Write out the data again in full, exactly as it reads.

===== Extracted entries

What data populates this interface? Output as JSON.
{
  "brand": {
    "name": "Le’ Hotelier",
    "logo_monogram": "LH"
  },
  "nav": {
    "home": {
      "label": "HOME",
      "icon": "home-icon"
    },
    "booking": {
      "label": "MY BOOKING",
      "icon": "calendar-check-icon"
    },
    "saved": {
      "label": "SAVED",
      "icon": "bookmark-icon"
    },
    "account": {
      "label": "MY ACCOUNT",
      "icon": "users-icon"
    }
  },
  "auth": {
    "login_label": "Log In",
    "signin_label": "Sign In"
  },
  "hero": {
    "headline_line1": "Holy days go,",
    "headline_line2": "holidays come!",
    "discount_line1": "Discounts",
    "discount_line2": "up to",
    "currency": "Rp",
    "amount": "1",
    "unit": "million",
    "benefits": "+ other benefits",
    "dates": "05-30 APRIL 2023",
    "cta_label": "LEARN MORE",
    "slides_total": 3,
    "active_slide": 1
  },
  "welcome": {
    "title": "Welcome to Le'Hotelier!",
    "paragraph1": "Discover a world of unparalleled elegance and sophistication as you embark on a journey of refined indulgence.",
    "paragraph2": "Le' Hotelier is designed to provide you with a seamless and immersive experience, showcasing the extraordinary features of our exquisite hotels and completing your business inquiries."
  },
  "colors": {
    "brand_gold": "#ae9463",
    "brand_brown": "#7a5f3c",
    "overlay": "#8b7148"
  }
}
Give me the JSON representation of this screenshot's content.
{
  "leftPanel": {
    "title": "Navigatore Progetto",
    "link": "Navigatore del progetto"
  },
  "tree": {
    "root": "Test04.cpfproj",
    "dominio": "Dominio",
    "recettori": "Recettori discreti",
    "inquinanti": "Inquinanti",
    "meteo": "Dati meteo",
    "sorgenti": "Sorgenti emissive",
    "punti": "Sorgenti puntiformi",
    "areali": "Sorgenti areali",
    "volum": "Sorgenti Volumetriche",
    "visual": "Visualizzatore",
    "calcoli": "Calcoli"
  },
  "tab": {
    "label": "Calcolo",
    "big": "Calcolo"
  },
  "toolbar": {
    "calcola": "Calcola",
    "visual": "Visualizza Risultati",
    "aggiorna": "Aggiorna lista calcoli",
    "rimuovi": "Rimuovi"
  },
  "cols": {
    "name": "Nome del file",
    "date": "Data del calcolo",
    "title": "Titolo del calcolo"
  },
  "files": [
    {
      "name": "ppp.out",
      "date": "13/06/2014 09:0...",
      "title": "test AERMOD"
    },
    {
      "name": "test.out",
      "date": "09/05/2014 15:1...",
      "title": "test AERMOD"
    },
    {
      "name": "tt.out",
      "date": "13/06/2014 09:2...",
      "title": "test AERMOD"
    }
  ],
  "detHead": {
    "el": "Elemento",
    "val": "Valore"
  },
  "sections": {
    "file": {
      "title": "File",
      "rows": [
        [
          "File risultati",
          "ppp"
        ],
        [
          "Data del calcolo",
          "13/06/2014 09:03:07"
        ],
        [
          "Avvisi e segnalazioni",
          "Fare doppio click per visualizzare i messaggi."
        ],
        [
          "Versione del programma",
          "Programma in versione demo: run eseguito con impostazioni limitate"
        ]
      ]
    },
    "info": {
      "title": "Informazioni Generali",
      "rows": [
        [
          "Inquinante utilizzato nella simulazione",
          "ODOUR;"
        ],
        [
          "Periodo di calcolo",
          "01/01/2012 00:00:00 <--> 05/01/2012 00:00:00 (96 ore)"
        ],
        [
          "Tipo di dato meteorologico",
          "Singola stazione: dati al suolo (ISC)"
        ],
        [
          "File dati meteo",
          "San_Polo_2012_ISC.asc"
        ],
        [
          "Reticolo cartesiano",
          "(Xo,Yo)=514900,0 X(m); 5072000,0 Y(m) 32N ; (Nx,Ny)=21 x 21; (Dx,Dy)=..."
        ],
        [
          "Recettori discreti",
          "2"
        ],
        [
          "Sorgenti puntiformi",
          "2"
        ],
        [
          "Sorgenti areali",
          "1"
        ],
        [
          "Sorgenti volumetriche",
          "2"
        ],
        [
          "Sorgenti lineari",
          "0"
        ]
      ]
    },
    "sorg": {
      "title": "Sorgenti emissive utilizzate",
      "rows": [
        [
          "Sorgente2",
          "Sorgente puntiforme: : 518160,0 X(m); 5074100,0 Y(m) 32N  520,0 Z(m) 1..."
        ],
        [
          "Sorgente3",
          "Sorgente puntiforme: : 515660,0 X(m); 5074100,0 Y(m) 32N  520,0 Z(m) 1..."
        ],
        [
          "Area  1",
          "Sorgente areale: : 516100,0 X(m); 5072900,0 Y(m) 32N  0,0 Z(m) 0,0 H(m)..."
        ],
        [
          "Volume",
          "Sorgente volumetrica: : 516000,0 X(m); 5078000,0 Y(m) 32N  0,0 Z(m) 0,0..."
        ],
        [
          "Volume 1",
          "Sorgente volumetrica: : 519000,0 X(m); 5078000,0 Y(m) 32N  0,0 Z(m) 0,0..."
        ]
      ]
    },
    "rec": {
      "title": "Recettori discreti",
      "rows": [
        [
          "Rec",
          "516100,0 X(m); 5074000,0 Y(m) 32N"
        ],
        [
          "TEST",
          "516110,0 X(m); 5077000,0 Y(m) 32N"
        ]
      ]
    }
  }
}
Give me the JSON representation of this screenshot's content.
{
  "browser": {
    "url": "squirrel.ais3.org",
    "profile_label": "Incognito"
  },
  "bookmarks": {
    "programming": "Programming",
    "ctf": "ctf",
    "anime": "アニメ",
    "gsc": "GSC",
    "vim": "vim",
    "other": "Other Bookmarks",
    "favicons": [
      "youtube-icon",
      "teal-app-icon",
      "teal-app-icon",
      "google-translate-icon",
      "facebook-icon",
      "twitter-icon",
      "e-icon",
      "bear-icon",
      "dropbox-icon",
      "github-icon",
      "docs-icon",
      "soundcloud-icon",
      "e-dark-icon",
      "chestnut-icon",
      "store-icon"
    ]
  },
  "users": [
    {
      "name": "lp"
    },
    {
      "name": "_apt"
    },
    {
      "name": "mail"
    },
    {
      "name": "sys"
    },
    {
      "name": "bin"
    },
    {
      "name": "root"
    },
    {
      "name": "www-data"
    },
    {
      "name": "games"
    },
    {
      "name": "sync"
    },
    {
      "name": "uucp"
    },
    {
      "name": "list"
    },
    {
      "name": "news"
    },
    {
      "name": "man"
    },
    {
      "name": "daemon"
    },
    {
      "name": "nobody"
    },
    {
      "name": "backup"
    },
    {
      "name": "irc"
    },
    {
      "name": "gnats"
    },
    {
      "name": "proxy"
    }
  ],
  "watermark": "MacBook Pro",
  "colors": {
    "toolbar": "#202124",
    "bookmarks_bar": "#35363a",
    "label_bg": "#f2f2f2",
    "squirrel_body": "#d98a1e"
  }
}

==========

• [Solution to the exercise]:
What data populates this interface? Output as JSON.
{
  "brand": {
    "name": "Le’ Hotelier",
    "logo_monogram": "LH"
  },
  "nav": {
    "home": {
      "label": "HOME",
      "icon": "home-icon"
    },
    "booking": {
      "label": "MY BOOKING",
      "icon": "calendar-check-icon"
    },
    "saved": {
      "label": "SAVED",
      "icon": "bookmark-icon"
    },
    "account": {
      "label": "MY ACCOUNT",
      "icon": "users-icon"
    }
  },
  "auth": {
    "login_label": "Log In",
    "signin_label": "Sign In"
  },
  "hero": {
    "headline_line1": "Holy days go,",
    "headline_line2": "holidays come!",
    "discount_line1": "Discounts",
    "discount_line2": "up to",
    "currency": "Rp",
    "amount": "1",
    "unit": "million",
    "benefits": "+ other benefits",
    "dates": "05-30 APRIL 2023",
    "cta_label": "LEARN MORE",
    "slides_total": 3,
    "active_slide": 1
  },
  "welcome": {
    "title": "Welcome to Le'Hotelier!",
    "paragraph1": "Discover a world of unparalleled elegance and sophistication as you embark on a journey of refined indulgence.",
    "paragraph2": "Le' Hotelier is designed to provide you with a seamless and immersive experience, showcasing the extraordinary features of our exquisite hotels and completing your business inquiries."
  },
  "colors": {
    "brand_gold": "#ae9463",
    "brand_brown": "#7a5f3c",
    "overlay": "#8b7148"
  }
}
Give me the JSON representation of this screenshot's content.
{
  "leftPanel": {
    "title": "Navigatore Progetto",
    "link": "Navigatore del progetto"
  },
  "tree": {
    "root": "Test04.cpfproj",
    "dominio": "Dominio",
    "recettori": "Recettori discreti",
    "inquinanti": "Inquinanti",
    "meteo": "Dati meteo",
    "sorgenti": "Sorgenti emissive",
    "punti": "Sorgenti puntiformi",
    "areali": "Sorgenti areali",
    "volum": "Sorgenti Volumetriche",
    "visual": "Visualizzatore",
    "calcoli": "Calcoli"
  },
  "tab": {
    "label": "Calcolo",
    "big": "Calcolo"
  },
  "toolbar": {
    "calcola": "Calcola",
    "visual": "Visualizza Risultati",
    "aggiorna": "Aggiorna lista calcoli",
    "rimuovi": "Rimuovi"
  },
  "cols": {
    "name": "Nome del file",
    "date": "Data del calcolo",
    "title": "Titolo del calcolo"
  },
  "files": [
    {
      "name": "ppp.out",
      "date": "13/06/2014 09:0...",
      "title": "test AERMOD"
    },
    {
      "name": "test.out",
      "date": "09/05/2014 15:1...",
      "title": "test AERMOD"
    },
    {
      "name": "tt.out",
      "date": "13/06/2014 09:2...",
      "title": "test AERMOD"
    }
  ],
  "detHead": {
    "el": "Elemento",
    "val": "Valore"
  },
  "sections": {
    "file": {
      "title": "File",
      "rows": [
        [
          "File risultati",
          "ppp"
        ],
        [
          "Data del calcolo",
          "13/06/2014 09:03:07"
        ],
        [
          "Avvisi e segnalazioni",
          "Fare doppio click per visualizzare i messaggi."
        ],
        [
          "Versione del programma",
          "Programma in versione demo: run eseguito con impostazioni limitate"
        ]
      ]
    },
    "info": {
      "title": "Informazioni Generali",
      "rows": [
        [
          "Inquinante utilizzato nella simulazione",
          "ODOUR;"
        ],
        [
          "Periodo di calcolo",
          "01/01/2012 00:00:00 <--> 05/01/2012 00:00:00 (96 ore)"
        ],
        [
          "Tipo di dato meteorologico",
          "Singola stazione: dati al suolo (ISC)"
        ],
        [
          "File dati meteo",
          "San_Polo_2012_ISC.asc"
        ],
        [
          "Reticolo cartesiano",
          "(Xo,Yo)=514900,0 X(m); 5072000,0 Y(m) 32N ; (Nx,Ny)=21 x 21; (Dx,Dy)=..."
        ],
        [
          "Recettori discreti",
          "2"
        ],
        [
          "Sorgenti puntiformi",
          "2"
        ],
        [
          "Sorgenti areali",
          "1"
        ],
        [
          "Sorgenti volumetriche",
          "2"
        ],
        [
          "Sorgenti lineari",
          "0"
        ]
      ]
    },
    "sorg": {
      "title": "Sorgenti emissive utilizzate",
      "rows": [
        [
          "Sorgente2",
          "Sorgente puntiforme: : 518160,0 X(m); 5074100,0 Y(m) 32N  520,0 Z(m) 1..."
        ],
        [
          "Sorgente3",
          "Sorgente puntiforme: : 515660,0 X(m); 5074100,0 Y(m) 32N  520,0 Z(m) 1..."
        ],
        [
          "Area  1",
          "Sorgente areale: : 516100,0 X(m); 5072900,0 Y(m) 32N  0,0 Z(m) 0,0 H(m)..."
        ],
        [
          "Volume",
          "Sorgente volumetrica: : 516000,0 X(m); 5078000,0 Y(m) 32N  0,0 Z(m) 0,0..."
        ],
        [
          "Volume 1",
          "Sorgente volumetrica: : 519000,0 X(m); 5078000,0 Y(m) 32N  0,0 Z(m) 0,0..."
        ]
      ]
    },
    "rec": {
      "title": "Recettori discreti",
      "rows": [
        [
          "Rec",
          "516100,0 X(m); 5074000,0 Y(m) 32N"
        ],
        [
          "TEST",
          "516110,0 X(m); 5077000,0 Y(m) 32N"
        ]
      ]
    }
  }
}
Give me the JSON representation of this screenshot's content.
{
  "browser": {
    "url": "squirrel.ais3.org",
    "profile_label": "Incognito"
  },
  "bookmarks": {
    "programming": "Programming",
    "ctf": "ctf",
    "anime": "アニメ",
    "gsc": "GSC",
    "vim": "vim",
    "other": "Other Bookmarks",
    "favicons": [
      "youtube-icon",
      "teal-app-icon",
      "teal-app-icon",
      "google-translate-icon",
      "facebook-icon",
      "twitter-icon",
      "e-icon",
      "bear-icon",
      "dropbox-icon",
      "github-icon",
      "docs-icon",
      "soundcloud-icon",
      "e-dark-icon",
      "chestnut-icon",
      "store-icon"
    ]
  },
  "users": [
    {
      "name": "lp"
    },
    {
      "name": "_apt"
    },
    {
      "name": "mail"
    },
    {
      "name": "sys"
    },
    {
      "name": "bin"
    },
    {
      "name": "root"
    },
    {
      "name": "www-data"
    },
    {
      "name": "games"
    },
    {
      "name": "sync"
    },
    {
      "name": "uucp"
    },
    {
      "name": "list"
    },
    {
      "name": "news"
    },
    {
      "name": "man"
    },
    {
      "name": "daemon"
    },
    {
      "name": "nobody"
    },
    {
      "name": "backup"
    },
    {
      "name": "irc"
    },
    {
      "name": "gnats"
    },
    {
      "name": "proxy"
    }
  ],
  "watermark": "MacBook Pro",
  "colors": {
    "toolbar": "#202124",
    "bookmarks_bar": "#35363a",
    "label_bg": "#f2f2f2",
    "squirrel_body": "#d98a1e"
  }
}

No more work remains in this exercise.